--- ENTRIES SUPPLIED ---
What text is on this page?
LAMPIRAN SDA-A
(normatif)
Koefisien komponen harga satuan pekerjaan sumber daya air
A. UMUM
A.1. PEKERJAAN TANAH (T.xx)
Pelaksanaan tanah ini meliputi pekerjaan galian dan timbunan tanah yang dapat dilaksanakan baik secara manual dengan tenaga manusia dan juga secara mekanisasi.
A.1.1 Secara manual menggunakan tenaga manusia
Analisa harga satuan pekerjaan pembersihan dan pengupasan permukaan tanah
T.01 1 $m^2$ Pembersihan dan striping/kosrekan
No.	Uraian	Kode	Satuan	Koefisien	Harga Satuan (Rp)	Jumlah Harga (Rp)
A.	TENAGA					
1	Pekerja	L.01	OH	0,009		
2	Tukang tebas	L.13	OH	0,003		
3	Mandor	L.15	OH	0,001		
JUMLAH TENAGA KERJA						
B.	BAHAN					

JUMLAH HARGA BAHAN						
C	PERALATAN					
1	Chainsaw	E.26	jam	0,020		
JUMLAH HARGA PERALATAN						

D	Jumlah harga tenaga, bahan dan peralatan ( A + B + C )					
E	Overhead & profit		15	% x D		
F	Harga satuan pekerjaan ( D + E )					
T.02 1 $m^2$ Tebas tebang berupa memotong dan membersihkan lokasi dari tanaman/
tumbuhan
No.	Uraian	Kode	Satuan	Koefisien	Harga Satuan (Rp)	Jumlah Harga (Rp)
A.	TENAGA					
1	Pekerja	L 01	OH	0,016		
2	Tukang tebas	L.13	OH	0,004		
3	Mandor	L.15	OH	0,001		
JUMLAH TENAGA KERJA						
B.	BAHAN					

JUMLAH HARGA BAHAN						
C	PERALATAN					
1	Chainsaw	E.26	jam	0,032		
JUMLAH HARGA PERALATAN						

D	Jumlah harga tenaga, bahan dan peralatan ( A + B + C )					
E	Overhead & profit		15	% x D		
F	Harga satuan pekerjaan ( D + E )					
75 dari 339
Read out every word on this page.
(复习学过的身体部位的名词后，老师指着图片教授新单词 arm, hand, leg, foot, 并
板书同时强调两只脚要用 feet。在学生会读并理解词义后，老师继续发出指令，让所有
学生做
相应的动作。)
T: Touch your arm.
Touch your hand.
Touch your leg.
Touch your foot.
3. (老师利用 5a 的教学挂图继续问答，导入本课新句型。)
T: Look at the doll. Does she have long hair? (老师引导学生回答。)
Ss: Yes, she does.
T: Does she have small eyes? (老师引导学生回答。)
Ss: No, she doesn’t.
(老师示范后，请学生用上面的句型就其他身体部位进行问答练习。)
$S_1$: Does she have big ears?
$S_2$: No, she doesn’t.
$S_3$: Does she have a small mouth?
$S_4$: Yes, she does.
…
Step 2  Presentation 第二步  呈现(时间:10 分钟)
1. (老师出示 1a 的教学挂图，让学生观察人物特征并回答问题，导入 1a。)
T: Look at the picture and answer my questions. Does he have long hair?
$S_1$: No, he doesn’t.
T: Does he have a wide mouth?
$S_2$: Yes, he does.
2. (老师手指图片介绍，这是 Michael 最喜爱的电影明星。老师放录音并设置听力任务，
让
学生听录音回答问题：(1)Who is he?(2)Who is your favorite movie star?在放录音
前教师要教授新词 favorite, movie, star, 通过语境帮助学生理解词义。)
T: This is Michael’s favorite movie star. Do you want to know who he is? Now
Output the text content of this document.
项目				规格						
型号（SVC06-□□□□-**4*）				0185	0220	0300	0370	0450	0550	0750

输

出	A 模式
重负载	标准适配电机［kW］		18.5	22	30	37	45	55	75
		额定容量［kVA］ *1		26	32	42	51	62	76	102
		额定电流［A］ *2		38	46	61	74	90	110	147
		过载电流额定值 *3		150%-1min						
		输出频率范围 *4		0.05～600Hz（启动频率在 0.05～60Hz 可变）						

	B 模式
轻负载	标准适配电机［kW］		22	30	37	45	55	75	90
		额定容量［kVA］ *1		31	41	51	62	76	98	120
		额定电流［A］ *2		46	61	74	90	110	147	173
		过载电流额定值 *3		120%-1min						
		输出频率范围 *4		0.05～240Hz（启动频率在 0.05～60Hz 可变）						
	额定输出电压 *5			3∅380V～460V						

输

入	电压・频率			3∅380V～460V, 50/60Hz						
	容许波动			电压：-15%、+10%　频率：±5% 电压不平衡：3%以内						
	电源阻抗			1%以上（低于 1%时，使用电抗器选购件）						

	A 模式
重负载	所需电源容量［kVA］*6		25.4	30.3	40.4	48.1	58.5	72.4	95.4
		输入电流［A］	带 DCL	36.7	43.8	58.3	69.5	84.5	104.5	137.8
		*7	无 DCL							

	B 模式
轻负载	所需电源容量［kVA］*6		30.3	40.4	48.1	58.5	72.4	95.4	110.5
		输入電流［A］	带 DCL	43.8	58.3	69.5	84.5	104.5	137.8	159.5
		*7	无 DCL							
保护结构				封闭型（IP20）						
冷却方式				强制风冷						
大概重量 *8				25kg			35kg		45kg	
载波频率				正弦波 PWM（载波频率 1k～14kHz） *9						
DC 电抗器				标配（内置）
---
» TO DO:
Return the listing above in full, character for character.

» RESULT:
What text is on this page?
LAMPIRAN SDA-A
(normatif)
Koefisien komponen harga satuan pekerjaan sumber daya air
A. UMUM
A.1. PEKERJAAN TANAH (T.xx)
Pelaksanaan tanah ini meliputi pekerjaan galian dan timbunan tanah yang dapat dilaksanakan baik secara manual dengan tenaga manusia dan juga secara mekanisasi.
A.1.1 Secara manual menggunakan tenaga manusia
Analisa harga satuan pekerjaan pembersihan dan pengupasan permukaan tanah
T.01 1 $m^2$ Pembersihan dan striping/kosrekan
No.	Uraian	Kode	Satuan	Koefisien	Harga Satuan (Rp)	Jumlah Harga (Rp)
A.	TENAGA					
1	Pekerja	L.01	OH	0,009		
2	Tukang tebas	L.13	OH	0,003		
3	Mandor	L.15	OH	0,001		
JUMLAH TENAGA KERJA						
B.	BAHAN					

JUMLAH HARGA BAHAN						
C	PERALATAN					
1	Chainsaw	E.26	jam	0,020		
JUMLAH HARGA PERALATAN						

D	Jumlah harga tenaga, bahan dan peralatan ( A + B + C )					
E	Overhead & profit		15	% x D		
F	Harga satuan pekerjaan ( D + E )					
T.02 1 $m^2$ Tebas tebang berupa memotong dan membersihkan lokasi dari tanaman/
tumbuhan
No.	Uraian	Kode	Satuan	Koefisien	Harga Satuan (Rp)	Jumlah Harga (Rp)
A.	TENAGA					
1	Pekerja	L 01	OH	0,016		
2	Tukang tebas	L.13	OH	0,004		
3	Mandor	L.15	OH	0,001		
JUMLAH TENAGA KERJA						
B.	BAHAN					

JUMLAH HARGA BAHAN						
C	PERALATAN					
1	Chainsaw	E.26	jam	0,032		
JUMLAH HARGA PERALATAN						

D	Jumlah harga tenaga, bahan dan peralatan ( A + B + C )					
E	Overhead & profit		15	% x D		
F	Harga satuan pekerjaan ( D + E )					
75 dari 339
Read out every word on this page.
(复习学过的身体部位的名词后，老师指着图片教授新单词 arm, hand, leg, foot, 并
板书同时强调两只脚要用 feet。在学生会读并理解词义后，老师继续发出指令，让所有
学生做
相应的动作。)
T: Touch your arm.
Touch your hand.
Touch your leg.
Touch your foot.
3. (老师利用 5a 的教学挂图继续问答，导入本课新句型。)
T: Look at the doll. Does she have long hair? (老师引导学生回答。)
Ss: Yes, she does.
T: Does she have small eyes? (老师引导学生回答。)
Ss: No, she doesn’t.
(老师示范后，请学生用上面的句型就其他身体部位进行问答练习。)
$S_1$: Does she have big ears?
$S_2$: No, she doesn’t.
$S_3$: Does she have a small mouth?
$S_4$: Yes, she does.
…
Step 2  Presentation 第二步  呈现(时间:10 分钟)
1. (老师出示 1a 的教学挂图，让学生观察人物特征并回答问题，导入 1a。)
T: Look at the picture and answer my questions. Does he have long hair?
$S_1$: No, he doesn’t.
T: Does he have a wide mouth?
$S_2$: Yes, he does.
2. (老师手指图片介绍，这是 Michael 最喜爱的电影明星。老师放录音并设置听力任务，
让
学生听录音回答问题：(1)Who is he?(2)Who is your favorite movie star?在放录音
前教师要教授新词 favorite, movie, star, 通过语境帮助学生理解词义。)
T: This is Michael’s favorite movie star. Do you want to know who he is? Now
Output the text content of this document.
项目				规格						
型号（SVC06-□□□□-**4*）				0185	0220	0300	0370	0450	0550	0750

输

出	A 模式
重负载	标准适配电机［kW］		18.5	22	30	37	45	55	75
		额定容量［kVA］ *1		26	32	42	51	62	76	102
		额定电流［A］ *2		38	46	61	74	90	110	147
		过载电流额定值 *3		150%-1min						
		输出频率范围 *4		0.05～600Hz（启动频率在 0.05～60Hz 可变）						

	B 模式
轻负载	标准适配电机［kW］		22	30	37	45	55	75	90
		额定容量［kVA］ *1		31	41	51	62	76	98	120
		额定电流［A］ *2		46	61	74	90	110	147	173
		过载电流额定值 *3		120%-1min						
		输出频率范围 *4		0.05～240Hz（启动频率在 0.05～60Hz 可变）						
	额定输出电压 *5			3∅380V～460V						

输

入	电压・频率			3∅380V～460V, 50/60Hz						
	容许波动			电压：-15%、+10%　频率：±5% 电压不平衡：3%以内						
	电源阻抗			1%以上（低于 1%时，使用电抗器选购件）						

	A 模式
重负载	所需电源容量［kVA］*6		25.4	30.3	40.4	48.1	58.5	72.4	95.4
		输入电流［A］	带 DCL	36.7	43.8	58.3	69.5	84.5	104.5	137.8
		*7	无 DCL							

	B 模式
轻负载	所需电源容量［kVA］*6		30.3	40.4	48.1	58.5	72.4	95.4	110.5
		输入電流［A］	带 DCL	43.8	58.3	69.5	84.5	104.5	137.8	159.5
		*7	无 DCL							
保护结构				封闭型（IP20）						
冷却方式				强制风冷						
大概重量 *8				25kg			35kg		45kg	
载波频率				正弦波 PWM（载波频率 1k～14kHz） *9						
DC 电抗器				标配（内置）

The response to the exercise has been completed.